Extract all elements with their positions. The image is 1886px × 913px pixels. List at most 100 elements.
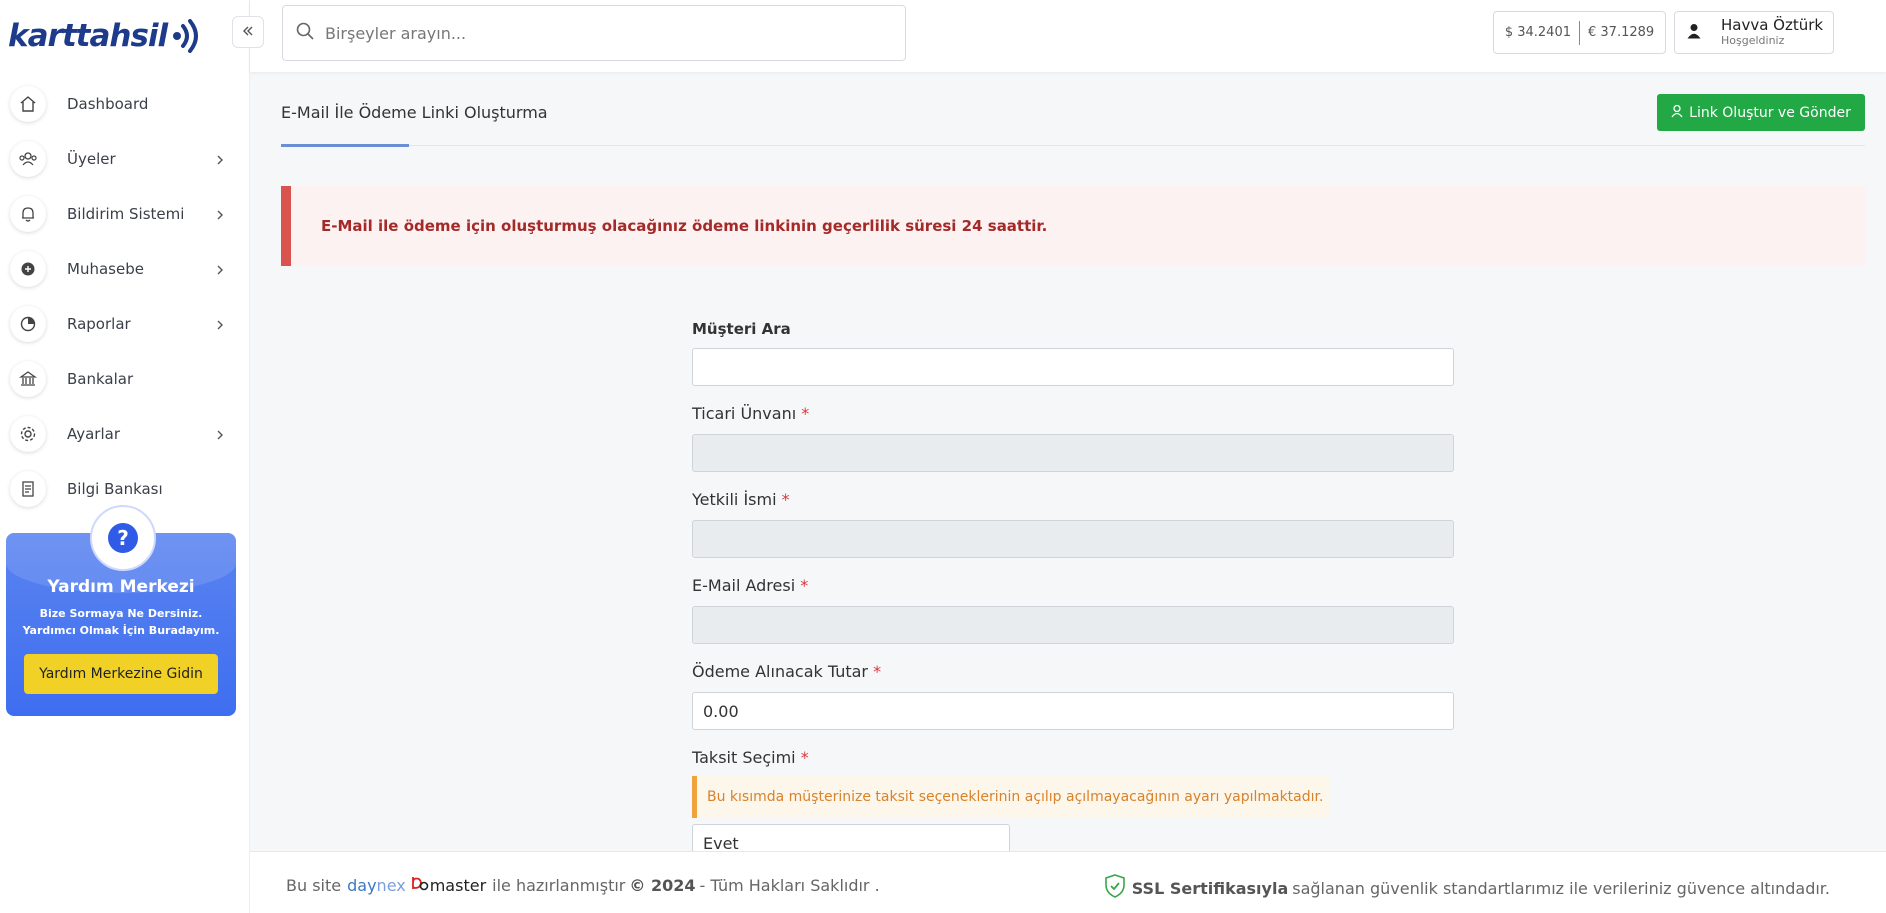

--

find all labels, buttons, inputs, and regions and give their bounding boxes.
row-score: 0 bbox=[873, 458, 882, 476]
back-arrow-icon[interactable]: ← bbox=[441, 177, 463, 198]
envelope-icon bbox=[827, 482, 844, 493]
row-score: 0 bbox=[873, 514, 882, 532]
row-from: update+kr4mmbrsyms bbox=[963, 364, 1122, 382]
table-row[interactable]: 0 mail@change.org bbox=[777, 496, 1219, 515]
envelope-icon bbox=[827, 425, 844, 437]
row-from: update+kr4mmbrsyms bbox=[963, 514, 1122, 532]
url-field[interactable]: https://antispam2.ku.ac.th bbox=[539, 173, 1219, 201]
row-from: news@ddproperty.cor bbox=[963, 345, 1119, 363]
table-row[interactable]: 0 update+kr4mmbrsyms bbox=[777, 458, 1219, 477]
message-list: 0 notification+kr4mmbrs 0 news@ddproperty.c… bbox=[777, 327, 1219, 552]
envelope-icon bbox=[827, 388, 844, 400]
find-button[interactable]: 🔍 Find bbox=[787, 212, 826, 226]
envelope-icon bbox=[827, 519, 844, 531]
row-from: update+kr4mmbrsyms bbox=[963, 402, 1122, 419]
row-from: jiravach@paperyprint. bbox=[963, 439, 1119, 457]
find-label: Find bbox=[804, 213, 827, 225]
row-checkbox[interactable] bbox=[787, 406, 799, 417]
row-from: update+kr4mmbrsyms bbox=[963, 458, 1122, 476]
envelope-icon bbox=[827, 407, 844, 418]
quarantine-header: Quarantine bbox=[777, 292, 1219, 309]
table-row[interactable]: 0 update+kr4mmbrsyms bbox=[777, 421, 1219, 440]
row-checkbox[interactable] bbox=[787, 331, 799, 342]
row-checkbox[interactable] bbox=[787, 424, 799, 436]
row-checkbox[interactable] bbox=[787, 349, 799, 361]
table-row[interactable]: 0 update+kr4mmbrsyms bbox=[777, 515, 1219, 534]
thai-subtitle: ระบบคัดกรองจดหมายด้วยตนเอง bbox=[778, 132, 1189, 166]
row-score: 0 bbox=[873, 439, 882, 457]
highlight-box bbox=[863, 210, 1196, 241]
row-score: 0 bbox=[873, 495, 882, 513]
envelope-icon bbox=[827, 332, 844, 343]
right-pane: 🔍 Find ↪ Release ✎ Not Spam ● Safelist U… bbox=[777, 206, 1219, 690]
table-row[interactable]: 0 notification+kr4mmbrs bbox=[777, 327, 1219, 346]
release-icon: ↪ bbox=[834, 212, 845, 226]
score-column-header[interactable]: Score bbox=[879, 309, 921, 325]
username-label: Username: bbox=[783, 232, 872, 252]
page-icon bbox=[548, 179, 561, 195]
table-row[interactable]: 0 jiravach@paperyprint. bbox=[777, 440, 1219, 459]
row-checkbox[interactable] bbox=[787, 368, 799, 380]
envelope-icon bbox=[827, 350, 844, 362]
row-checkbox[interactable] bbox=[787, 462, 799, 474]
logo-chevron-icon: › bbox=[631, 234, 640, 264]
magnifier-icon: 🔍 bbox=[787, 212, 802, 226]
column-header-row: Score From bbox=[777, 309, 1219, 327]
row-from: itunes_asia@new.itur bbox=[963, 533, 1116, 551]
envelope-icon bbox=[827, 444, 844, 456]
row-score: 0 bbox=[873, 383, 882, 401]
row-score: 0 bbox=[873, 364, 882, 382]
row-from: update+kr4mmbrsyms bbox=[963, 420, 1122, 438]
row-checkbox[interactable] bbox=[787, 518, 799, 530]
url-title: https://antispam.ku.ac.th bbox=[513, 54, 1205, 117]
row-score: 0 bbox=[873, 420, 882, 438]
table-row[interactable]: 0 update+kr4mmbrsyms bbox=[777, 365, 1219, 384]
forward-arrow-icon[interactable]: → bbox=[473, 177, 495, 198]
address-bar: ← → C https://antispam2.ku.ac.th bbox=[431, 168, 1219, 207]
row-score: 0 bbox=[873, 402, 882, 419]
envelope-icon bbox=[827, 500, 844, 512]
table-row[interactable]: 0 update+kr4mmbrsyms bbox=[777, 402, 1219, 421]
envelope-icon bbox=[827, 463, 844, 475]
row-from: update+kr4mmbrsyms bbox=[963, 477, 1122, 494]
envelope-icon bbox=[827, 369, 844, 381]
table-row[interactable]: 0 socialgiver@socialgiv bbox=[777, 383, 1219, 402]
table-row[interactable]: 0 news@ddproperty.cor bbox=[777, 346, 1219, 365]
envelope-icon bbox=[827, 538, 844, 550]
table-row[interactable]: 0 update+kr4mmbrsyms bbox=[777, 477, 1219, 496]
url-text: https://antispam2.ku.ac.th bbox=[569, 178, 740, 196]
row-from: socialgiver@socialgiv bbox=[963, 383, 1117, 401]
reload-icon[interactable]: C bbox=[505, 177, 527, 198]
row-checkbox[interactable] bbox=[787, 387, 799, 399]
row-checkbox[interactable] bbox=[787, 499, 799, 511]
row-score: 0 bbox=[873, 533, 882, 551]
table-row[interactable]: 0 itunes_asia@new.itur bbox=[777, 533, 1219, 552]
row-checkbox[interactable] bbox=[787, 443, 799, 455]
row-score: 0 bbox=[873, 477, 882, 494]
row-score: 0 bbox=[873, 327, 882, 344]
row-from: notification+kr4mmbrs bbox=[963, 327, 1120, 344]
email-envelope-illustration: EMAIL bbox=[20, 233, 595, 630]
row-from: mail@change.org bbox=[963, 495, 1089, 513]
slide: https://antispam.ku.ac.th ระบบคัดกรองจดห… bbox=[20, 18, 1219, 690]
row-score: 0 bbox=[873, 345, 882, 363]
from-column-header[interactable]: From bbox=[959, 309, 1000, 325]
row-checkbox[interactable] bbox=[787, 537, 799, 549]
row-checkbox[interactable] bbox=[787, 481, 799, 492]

==

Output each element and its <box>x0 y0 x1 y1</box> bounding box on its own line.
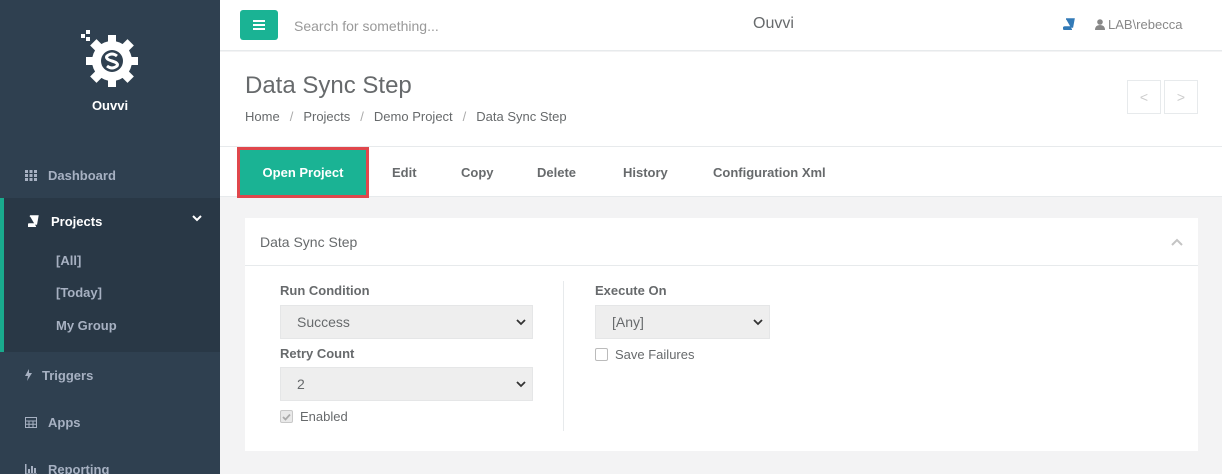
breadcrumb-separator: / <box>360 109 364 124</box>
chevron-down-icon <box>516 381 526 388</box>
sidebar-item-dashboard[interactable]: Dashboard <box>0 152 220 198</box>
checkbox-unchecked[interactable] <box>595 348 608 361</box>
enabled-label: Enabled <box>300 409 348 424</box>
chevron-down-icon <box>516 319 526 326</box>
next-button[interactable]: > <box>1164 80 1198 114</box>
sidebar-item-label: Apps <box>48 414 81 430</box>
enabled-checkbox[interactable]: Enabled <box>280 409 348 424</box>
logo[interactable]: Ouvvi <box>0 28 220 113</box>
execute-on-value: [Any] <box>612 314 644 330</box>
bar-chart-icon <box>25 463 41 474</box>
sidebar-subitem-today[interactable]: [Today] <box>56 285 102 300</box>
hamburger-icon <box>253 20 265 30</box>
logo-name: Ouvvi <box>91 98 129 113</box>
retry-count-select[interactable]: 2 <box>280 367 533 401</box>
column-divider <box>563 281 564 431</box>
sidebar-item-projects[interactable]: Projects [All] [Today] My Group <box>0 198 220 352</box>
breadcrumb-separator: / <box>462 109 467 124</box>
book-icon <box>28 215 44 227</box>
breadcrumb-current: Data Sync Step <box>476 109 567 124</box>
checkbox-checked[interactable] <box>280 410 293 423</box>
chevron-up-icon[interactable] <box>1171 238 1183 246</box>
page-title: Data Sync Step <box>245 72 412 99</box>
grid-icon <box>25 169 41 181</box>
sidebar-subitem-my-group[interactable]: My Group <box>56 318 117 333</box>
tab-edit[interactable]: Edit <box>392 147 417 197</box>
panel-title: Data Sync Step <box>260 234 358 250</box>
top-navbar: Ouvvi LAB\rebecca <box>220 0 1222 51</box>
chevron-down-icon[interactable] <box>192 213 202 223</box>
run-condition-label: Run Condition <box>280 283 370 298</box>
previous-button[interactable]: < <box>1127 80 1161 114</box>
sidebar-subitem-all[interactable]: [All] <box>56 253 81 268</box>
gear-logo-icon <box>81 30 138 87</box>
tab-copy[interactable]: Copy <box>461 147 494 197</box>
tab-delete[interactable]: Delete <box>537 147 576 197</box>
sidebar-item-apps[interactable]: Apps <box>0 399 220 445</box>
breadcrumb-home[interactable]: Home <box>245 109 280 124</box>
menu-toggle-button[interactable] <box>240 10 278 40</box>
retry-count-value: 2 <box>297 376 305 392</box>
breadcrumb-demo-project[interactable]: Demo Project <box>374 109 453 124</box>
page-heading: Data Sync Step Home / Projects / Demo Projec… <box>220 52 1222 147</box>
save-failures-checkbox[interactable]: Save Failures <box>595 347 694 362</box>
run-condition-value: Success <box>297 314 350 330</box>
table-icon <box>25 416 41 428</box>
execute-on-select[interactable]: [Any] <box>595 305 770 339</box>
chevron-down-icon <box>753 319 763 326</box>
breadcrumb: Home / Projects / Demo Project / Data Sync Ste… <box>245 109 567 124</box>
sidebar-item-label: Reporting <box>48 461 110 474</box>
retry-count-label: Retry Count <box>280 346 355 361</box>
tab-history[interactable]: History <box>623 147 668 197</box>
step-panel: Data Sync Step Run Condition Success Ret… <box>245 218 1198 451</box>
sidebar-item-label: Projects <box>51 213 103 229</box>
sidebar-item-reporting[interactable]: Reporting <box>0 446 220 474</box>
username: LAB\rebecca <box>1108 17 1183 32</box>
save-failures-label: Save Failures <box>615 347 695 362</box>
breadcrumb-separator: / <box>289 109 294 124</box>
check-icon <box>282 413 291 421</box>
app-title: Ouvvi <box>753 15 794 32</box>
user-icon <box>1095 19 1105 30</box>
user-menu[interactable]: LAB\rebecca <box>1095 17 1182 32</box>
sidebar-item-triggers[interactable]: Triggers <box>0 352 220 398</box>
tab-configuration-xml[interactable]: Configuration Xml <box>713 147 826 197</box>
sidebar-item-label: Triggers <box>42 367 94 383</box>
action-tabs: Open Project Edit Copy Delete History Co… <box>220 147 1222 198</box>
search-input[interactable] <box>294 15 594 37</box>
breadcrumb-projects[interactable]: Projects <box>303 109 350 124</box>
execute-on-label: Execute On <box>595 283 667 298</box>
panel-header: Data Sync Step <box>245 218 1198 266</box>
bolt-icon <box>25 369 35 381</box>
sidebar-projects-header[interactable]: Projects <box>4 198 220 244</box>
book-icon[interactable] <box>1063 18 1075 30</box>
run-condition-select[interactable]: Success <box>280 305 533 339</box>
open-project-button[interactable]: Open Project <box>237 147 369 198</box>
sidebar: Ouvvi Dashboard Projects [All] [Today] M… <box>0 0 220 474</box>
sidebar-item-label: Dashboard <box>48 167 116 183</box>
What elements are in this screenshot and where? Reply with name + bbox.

Aim of the exercise:
Rewrite the entries from the line with "Output each element" to the line with "column-divider <box>563 281 564 431</box>", putting "dropdown-arrow-icon" wherever "chevron-down-icon" appears and keeping everything else the same. Leave the pictures out.

Full solution:
Output each element and its <box>x0 y0 x1 y1</box> bounding box on its own line.
breadcrumb-separator: / <box>360 109 364 124</box>
dropdown-arrow-icon <box>516 381 526 388</box>
sidebar-item-dashboard[interactable]: Dashboard <box>0 152 220 198</box>
checkbox-unchecked[interactable] <box>595 348 608 361</box>
enabled-label: Enabled <box>300 409 348 424</box>
dropdown-arrow-icon <box>516 319 526 326</box>
next-button[interactable]: > <box>1164 80 1198 114</box>
sidebar-item-label: Apps <box>48 414 81 430</box>
enabled-checkbox[interactable]: Enabled <box>280 409 348 424</box>
logo[interactable]: Ouvvi <box>0 28 220 113</box>
execute-on-value: [Any] <box>612 314 644 330</box>
bar-chart-icon <box>25 463 41 474</box>
sidebar-subitem-today[interactable]: [Today] <box>56 285 102 300</box>
hamburger-icon <box>253 20 265 30</box>
logo-name: Ouvvi <box>91 98 129 113</box>
retry-count-select[interactable]: 2 <box>280 367 533 401</box>
column-divider <box>563 281 564 431</box>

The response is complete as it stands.